== YOUR GOAL ==
Using the records provided below, locate and copy each line that contains the word "from".

== PROVIDED MATERIAL ==

========================================================================

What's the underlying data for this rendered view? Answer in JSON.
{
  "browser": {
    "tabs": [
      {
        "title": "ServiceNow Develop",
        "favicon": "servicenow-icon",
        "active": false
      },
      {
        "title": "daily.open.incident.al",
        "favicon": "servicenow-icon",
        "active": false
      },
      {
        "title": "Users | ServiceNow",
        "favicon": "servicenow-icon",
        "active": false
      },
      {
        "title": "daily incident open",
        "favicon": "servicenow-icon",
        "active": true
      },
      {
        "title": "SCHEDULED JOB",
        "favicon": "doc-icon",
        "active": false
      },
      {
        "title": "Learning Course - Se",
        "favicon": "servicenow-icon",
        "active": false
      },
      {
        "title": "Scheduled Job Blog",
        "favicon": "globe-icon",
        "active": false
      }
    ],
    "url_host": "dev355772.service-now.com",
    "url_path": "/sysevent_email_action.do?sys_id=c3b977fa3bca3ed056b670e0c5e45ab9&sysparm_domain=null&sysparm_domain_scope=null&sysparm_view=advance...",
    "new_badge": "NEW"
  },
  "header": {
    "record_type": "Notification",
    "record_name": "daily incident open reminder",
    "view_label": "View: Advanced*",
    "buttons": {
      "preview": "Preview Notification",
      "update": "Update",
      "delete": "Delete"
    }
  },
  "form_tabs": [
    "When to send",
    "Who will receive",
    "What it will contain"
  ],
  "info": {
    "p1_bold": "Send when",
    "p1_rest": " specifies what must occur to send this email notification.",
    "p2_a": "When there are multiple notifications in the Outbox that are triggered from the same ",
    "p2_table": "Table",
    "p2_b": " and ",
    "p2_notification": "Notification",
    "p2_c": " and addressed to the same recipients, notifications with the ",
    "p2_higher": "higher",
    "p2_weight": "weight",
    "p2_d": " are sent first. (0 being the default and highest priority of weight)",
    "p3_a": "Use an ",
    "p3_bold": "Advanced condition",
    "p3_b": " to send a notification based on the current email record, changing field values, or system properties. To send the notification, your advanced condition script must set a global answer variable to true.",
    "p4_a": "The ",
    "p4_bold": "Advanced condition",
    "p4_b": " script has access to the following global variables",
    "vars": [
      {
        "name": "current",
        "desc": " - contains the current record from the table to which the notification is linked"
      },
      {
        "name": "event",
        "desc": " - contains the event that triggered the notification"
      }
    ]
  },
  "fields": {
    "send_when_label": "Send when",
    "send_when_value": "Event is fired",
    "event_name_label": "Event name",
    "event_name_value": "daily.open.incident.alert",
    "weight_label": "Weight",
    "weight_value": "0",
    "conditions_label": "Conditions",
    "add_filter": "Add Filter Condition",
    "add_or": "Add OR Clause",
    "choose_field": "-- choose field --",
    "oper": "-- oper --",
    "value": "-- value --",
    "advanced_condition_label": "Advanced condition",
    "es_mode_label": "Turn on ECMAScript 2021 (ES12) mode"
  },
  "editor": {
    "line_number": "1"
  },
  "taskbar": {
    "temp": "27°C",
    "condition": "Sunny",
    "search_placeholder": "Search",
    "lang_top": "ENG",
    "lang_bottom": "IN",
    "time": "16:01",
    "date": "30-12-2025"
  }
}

========================================================================

== EXPECTED ANSWER ==
    "p2_a": "When there are multiple notifications in the Outbox that are triggered from the same ",
        "desc": " - contains the current record from the table to which the notification is linked"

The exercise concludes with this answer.